» **The problem**
Below are some records; reproduce every one of them exactly.

[Data entries for graphics]
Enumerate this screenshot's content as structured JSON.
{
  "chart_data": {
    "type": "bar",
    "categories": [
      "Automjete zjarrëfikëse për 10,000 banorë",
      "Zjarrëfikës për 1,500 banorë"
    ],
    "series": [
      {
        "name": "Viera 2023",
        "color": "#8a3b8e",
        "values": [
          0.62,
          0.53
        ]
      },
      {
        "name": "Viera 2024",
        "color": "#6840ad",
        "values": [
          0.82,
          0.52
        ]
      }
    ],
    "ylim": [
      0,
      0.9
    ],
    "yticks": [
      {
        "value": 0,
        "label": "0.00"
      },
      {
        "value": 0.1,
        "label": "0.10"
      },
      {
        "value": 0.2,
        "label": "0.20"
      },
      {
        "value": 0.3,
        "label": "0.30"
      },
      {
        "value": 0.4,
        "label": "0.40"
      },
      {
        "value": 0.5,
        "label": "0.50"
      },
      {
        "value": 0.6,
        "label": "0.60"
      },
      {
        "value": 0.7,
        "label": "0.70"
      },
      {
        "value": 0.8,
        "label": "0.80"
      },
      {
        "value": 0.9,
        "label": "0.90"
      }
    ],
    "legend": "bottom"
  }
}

» **Written answer**
Enumerate this screenshot's content as structured JSON.
{
  "chart_data": {
    "type": "bar",
    "categories": [
      "Automjete zjarrëfikëse për 10,000 banorë",
      "Zjarrëfikës për 1,500 banorë"
    ],
    "series": [
      {
        "name": "Viera 2023",
        "color": "#8a3b8e",
        "values": [
          0.62,
          0.53
        ]
      },
      {
        "name": "Viera 2024",
        "color": "#6840ad",
        "values": [
          0.82,
          0.52
        ]
      }
    ],
    "ylim": [
      0,
      0.9
    ],
    "yticks": [
      {
        "value": 0,
        "label": "0.00"
      },
      {
        "value": 0.1,
        "label": "0.10"
      },
      {
        "value": 0.2,
        "label": "0.20"
      },
      {
        "value": 0.3,
        "label": "0.30"
      },
      {
        "value": 0.4,
        "label": "0.40"
      },
      {
        "value": 0.5,
        "label": "0.50"
      },
      {
        "value": 0.6,
        "label": "0.60"
      },
      {
        "value": 0.7,
        "label": "0.70"
      },
      {
        "value": 0.8,
        "label": "0.80"
      },
      {
        "value": 0.9,
        "label": "0.90"
      }
    ],
    "legend": "bottom"
  }
}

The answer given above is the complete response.